▶ [Problem]
Return every line of the data below that includes the string "structured".

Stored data

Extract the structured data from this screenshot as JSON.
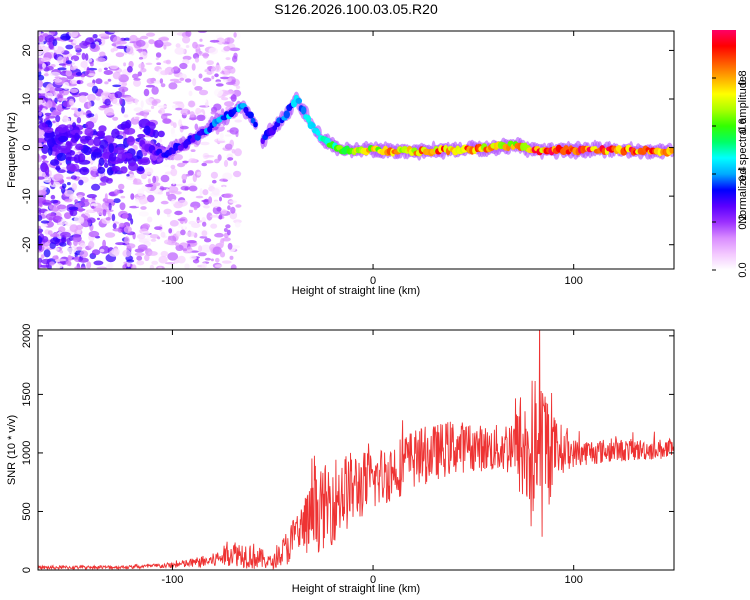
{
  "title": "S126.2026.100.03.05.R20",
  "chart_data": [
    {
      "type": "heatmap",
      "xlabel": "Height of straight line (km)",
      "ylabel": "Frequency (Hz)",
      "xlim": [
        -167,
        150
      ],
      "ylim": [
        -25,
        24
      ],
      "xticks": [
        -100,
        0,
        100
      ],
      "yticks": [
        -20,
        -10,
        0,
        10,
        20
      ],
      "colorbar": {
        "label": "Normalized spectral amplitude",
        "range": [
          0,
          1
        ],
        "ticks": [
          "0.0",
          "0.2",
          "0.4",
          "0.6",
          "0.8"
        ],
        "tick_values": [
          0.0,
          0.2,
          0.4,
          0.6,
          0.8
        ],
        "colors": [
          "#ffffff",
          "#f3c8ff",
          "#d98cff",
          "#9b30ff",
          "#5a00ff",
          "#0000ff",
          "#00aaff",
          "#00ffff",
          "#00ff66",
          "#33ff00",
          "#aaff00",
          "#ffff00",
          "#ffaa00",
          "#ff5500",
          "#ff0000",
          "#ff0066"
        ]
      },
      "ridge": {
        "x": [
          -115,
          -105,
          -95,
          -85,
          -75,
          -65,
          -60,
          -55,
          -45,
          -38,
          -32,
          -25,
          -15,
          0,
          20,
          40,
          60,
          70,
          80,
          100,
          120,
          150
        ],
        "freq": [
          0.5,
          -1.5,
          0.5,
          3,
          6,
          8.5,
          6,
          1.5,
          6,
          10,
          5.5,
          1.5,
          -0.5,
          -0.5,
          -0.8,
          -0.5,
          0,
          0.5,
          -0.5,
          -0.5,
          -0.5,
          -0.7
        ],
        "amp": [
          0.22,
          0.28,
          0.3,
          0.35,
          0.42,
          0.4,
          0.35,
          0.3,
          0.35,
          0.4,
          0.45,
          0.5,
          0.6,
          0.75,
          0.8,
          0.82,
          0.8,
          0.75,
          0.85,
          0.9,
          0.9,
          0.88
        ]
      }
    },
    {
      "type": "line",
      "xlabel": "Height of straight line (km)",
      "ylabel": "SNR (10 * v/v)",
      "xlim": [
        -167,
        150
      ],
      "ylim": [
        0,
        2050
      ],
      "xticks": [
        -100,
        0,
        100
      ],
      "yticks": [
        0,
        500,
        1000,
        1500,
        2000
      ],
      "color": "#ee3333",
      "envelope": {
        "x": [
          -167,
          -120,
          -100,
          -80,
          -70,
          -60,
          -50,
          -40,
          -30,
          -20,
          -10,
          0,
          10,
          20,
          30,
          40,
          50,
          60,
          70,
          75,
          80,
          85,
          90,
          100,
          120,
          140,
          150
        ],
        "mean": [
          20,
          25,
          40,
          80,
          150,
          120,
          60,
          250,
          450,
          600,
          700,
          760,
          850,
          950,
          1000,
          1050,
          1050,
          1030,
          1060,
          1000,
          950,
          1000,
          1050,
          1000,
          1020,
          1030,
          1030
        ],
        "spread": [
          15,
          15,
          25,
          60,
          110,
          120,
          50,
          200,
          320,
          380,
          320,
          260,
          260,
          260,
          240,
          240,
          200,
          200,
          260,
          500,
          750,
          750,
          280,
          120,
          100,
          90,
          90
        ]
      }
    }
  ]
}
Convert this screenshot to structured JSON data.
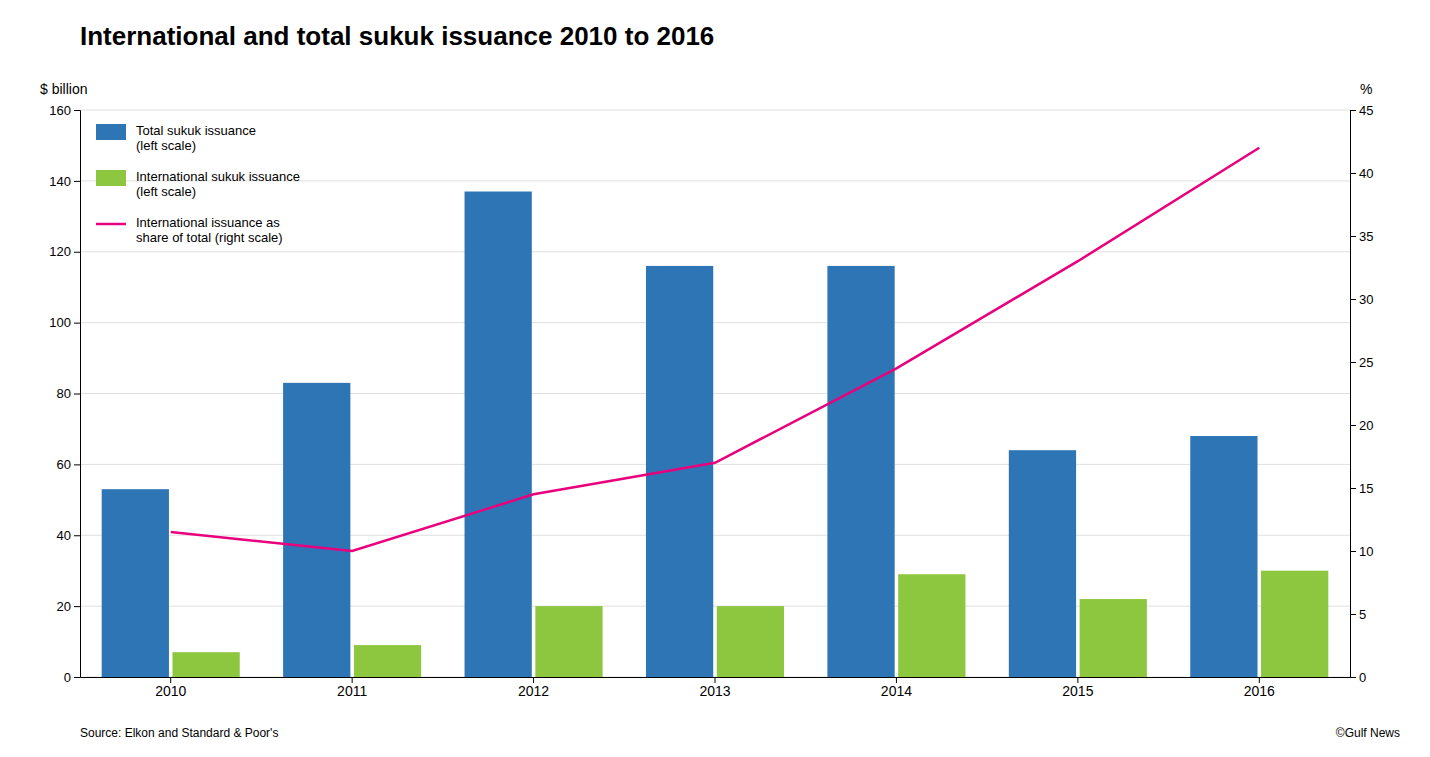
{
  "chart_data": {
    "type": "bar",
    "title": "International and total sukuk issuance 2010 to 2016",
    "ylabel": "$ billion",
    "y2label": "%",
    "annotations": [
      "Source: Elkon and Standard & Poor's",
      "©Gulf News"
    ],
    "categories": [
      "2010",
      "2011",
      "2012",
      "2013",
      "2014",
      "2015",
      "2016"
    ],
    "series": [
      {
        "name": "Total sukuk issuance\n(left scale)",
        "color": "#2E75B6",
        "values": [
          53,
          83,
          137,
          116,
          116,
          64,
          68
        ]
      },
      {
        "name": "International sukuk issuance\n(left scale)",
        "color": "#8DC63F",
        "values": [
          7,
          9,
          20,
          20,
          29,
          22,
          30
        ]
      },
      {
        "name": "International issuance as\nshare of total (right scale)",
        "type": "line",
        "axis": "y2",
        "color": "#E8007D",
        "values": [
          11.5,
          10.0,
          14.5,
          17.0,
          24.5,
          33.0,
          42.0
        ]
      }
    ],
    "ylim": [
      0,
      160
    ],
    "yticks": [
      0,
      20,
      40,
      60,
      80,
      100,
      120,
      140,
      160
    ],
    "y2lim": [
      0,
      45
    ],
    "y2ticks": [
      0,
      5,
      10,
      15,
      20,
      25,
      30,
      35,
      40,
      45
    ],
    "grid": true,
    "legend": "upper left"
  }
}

--

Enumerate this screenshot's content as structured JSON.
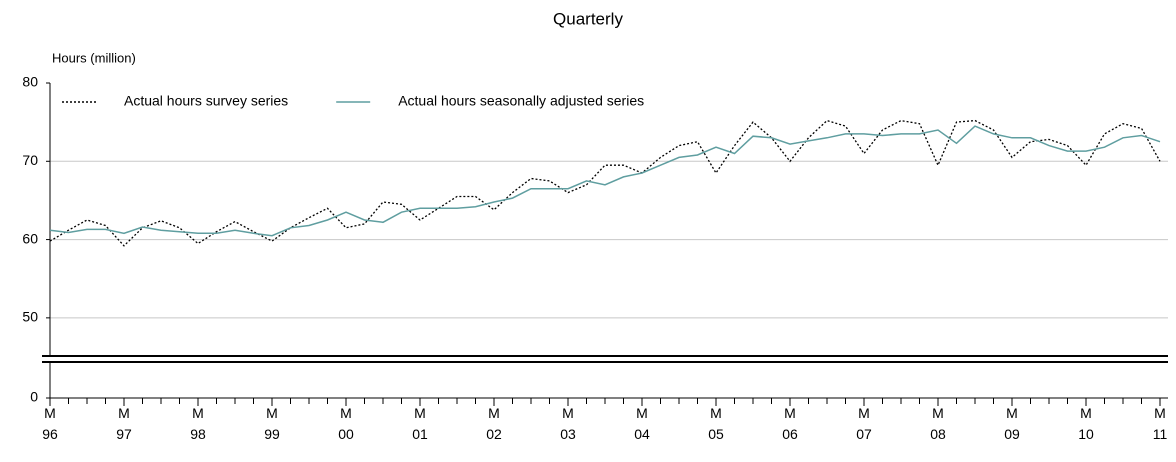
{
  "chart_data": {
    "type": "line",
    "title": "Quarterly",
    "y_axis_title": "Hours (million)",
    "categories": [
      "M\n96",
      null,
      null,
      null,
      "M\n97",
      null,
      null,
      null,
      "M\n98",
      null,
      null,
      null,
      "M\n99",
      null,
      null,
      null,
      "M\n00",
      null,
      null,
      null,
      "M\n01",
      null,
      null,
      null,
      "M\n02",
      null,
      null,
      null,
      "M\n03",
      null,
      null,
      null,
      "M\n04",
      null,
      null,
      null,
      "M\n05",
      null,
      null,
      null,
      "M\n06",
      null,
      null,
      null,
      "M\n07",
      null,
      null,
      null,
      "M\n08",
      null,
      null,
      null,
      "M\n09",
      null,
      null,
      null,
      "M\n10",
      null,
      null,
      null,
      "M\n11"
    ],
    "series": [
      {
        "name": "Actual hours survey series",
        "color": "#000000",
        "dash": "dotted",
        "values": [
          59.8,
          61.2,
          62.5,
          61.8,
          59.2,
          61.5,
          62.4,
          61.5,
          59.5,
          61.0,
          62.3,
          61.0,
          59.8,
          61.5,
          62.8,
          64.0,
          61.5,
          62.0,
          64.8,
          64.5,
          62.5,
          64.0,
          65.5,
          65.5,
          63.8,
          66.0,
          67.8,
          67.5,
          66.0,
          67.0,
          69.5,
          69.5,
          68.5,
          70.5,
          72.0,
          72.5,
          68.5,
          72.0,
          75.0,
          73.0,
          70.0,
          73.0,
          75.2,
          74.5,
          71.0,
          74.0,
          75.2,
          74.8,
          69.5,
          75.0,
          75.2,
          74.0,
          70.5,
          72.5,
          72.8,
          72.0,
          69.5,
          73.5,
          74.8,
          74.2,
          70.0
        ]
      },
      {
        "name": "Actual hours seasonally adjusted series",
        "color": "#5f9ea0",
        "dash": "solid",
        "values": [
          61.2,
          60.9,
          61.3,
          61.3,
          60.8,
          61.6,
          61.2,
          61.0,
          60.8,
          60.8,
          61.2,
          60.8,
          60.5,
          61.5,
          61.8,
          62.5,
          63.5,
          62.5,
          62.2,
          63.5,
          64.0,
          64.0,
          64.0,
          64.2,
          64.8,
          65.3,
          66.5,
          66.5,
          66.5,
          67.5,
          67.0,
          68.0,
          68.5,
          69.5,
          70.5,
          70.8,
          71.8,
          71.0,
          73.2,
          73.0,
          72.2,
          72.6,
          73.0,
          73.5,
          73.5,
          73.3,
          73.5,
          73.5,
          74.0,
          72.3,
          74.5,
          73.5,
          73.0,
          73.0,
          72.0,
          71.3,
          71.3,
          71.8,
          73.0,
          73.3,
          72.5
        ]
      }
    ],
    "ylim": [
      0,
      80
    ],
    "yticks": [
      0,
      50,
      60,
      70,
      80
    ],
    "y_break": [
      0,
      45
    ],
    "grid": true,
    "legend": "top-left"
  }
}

▶ [The completed task]
Extract the structured data from this screenshot as JSON.
Convert this screenshot to structured JSON data.
Enumerate this screenshot's content as structured JSON.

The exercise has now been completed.